[begin Record excerpts]

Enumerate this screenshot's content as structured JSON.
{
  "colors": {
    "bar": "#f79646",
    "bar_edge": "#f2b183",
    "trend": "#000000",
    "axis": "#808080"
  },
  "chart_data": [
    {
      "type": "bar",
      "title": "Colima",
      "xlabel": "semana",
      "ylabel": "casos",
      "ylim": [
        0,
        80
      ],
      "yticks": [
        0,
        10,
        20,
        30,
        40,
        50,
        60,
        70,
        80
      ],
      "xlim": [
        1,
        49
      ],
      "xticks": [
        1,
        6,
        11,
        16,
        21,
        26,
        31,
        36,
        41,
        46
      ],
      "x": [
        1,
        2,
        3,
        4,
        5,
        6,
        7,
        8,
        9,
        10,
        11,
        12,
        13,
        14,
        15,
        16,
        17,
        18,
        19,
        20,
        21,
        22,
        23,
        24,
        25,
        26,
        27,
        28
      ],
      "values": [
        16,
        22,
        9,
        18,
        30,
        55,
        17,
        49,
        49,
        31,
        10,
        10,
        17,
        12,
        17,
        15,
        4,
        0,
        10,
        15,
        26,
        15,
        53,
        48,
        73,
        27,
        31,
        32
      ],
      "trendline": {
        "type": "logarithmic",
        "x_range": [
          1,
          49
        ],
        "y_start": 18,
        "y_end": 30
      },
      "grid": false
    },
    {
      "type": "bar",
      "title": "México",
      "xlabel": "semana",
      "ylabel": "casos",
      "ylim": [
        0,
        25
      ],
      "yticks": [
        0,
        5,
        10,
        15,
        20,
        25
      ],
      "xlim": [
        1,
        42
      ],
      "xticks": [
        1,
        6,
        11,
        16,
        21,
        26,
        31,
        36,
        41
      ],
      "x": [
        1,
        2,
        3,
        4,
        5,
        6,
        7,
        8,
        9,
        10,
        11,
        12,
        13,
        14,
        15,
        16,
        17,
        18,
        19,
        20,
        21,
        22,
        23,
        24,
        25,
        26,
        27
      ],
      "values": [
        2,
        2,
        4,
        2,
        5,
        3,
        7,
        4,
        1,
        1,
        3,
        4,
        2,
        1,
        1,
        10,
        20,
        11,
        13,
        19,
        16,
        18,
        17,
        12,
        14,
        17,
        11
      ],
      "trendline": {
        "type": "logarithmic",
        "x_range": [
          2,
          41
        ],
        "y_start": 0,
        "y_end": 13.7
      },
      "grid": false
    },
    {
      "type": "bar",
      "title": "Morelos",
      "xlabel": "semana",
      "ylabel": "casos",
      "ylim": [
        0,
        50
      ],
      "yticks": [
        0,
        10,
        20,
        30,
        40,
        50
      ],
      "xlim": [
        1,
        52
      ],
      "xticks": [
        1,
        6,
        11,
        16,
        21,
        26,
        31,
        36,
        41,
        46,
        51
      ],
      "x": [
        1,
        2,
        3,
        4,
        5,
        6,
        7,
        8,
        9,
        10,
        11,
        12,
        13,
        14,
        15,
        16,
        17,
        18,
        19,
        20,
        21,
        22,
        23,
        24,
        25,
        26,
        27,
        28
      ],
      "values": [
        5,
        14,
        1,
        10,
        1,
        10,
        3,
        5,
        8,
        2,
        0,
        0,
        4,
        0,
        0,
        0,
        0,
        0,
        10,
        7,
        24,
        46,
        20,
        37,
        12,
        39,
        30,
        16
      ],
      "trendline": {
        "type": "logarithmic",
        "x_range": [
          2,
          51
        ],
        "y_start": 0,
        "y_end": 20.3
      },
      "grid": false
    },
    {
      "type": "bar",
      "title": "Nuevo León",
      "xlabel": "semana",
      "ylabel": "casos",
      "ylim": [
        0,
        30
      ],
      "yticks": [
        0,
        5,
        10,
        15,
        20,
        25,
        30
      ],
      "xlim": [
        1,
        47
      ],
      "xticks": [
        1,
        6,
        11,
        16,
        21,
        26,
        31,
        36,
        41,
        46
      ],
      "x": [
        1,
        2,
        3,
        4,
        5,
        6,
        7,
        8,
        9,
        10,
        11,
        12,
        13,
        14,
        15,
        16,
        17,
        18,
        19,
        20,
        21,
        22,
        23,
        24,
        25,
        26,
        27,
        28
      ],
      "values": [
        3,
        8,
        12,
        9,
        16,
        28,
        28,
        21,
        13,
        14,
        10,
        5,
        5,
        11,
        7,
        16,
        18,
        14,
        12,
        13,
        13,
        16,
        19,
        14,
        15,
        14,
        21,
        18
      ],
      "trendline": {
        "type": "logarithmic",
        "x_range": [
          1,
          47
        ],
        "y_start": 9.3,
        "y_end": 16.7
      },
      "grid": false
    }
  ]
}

[end Record excerpts]

**Objective**
All the data must be duplicated exactly, with nothing added or removed.

**Response**
Enumerate this screenshot's content as structured JSON.
{
  "colors": {
    "bar": "#f79646",
    "bar_edge": "#f2b183",
    "trend": "#000000",
    "axis": "#808080"
  },
  "chart_data": [
    {
      "type": "bar",
      "title": "Colima",
      "xlabel": "semana",
      "ylabel": "casos",
      "ylim": [
        0,
        80
      ],
      "yticks": [
        0,
        10,
        20,
        30,
        40,
        50,
        60,
        70,
        80
      ],
      "xlim": [
        1,
        49
      ],
      "xticks": [
        1,
        6,
        11,
        16,
        21,
        26,
        31,
        36,
        41,
        46
      ],
      "x": [
        1,
        2,
        3,
        4,
        5,
        6,
        7,
        8,
        9,
        10,
        11,
        12,
        13,
        14,
        15,
        16,
        17,
        18,
        19,
        20,
        21,
        22,
        23,
        24,
        25,
        26,
        27,
        28
      ],
      "values": [
        16,
        22,
        9,
        18,
        30,
        55,
        17,
        49,
        49,
        31,
        10,
        10,
        17,
        12,
        17,
        15,
        4,
        0,
        10,
        15,
        26,
        15,
        53,
        48,
        73,
        27,
        31,
        32
      ],
      "trendline": {
        "type": "logarithmic",
        "x_range": [
          1,
          49
        ],
        "y_start": 18,
        "y_end": 30
      },
      "grid": false
    },
    {
      "type": "bar",
      "title": "México",
      "xlabel": "semana",
      "ylabel": "casos",
      "ylim": [
        0,
        25
      ],
      "yticks": [
        0,
        5,
        10,
        15,
        20,
        25
      ],
      "xlim": [
        1,
        42
      ],
      "xticks": [
        1,
        6,
        11,
        16,
        21,
        26,
        31,
        36,
        41
      ],
      "x": [
        1,
        2,
        3,
        4,
        5,
        6,
        7,
        8,
        9,
        10,
        11,
        12,
        13,
        14,
        15,
        16,
        17,
        18,
        19,
        20,
        21,
        22,
        23,
        24,
        25,
        26,
        27
      ],
      "values": [
        2,
        2,
        4,
        2,
        5,
        3,
        7,
        4,
        1,
        1,
        3,
        4,
        2,
        1,
        1,
        10,
        20,
        11,
        13,
        19,
        16,
        18,
        17,
        12,
        14,
        17,
        11
      ],
      "trendline": {
        "type": "logarithmic",
        "x_range": [
          2,
          41
        ],
        "y_start": 0,
        "y_end": 13.7
      },
      "grid": false
    },
    {
      "type": "bar",
      "title": "Morelos",
      "xlabel": "semana",
      "ylabel": "casos",
      "ylim": [
        0,
        50
      ],
      "yticks": [
        0,
        10,
        20,
        30,
        40,
        50
      ],
      "xlim": [
        1,
        52
      ],
      "xticks": [
        1,
        6,
        11,
        16,
        21,
        26,
        31,
        36,
        41,
        46,
        51
      ],
      "x": [
        1,
        2,
        3,
        4,
        5,
        6,
        7,
        8,
        9,
        10,
        11,
        12,
        13,
        14,
        15,
        16,
        17,
        18,
        19,
        20,
        21,
        22,
        23,
        24,
        25,
        26,
        27,
        28
      ],
      "values": [
        5,
        14,
        1,
        10,
        1,
        10,
        3,
        5,
        8,
        2,
        0,
        0,
        4,
        0,
        0,
        0,
        0,
        0,
        10,
        7,
        24,
        46,
        20,
        37,
        12,
        39,
        30,
        16
      ],
      "trendline": {
        "type": "logarithmic",
        "x_range": [
          2,
          51
        ],
        "y_start": 0,
        "y_end": 20.3
      },
      "grid": false
    },
    {
      "type": "bar",
      "title": "Nuevo León",
      "xlabel": "semana",
      "ylabel": "casos",
      "ylim": [
        0,
        30
      ],
      "yticks": [
        0,
        5,
        10,
        15,
        20,
        25,
        30
      ],
      "xlim": [
        1,
        47
      ],
      "xticks": [
        1,
        6,
        11,
        16,
        21,
        26,
        31,
        36,
        41,
        46
      ],
      "x": [
        1,
        2,
        3,
        4,
        5,
        6,
        7,
        8,
        9,
        10,
        11,
        12,
        13,
        14,
        15,
        16,
        17,
        18,
        19,
        20,
        21,
        22,
        23,
        24,
        25,
        26,
        27,
        28
      ],
      "values": [
        3,
        8,
        12,
        9,
        16,
        28,
        28,
        21,
        13,
        14,
        10,
        5,
        5,
        11,
        7,
        16,
        18,
        14,
        12,
        13,
        13,
        16,
        19,
        14,
        15,
        14,
        21,
        18
      ],
      "trendline": {
        "type": "logarithmic",
        "x_range": [
          1,
          47
        ],
        "y_start": 9.3,
        "y_end": 16.7
      },
      "grid": false
    }
  ]
}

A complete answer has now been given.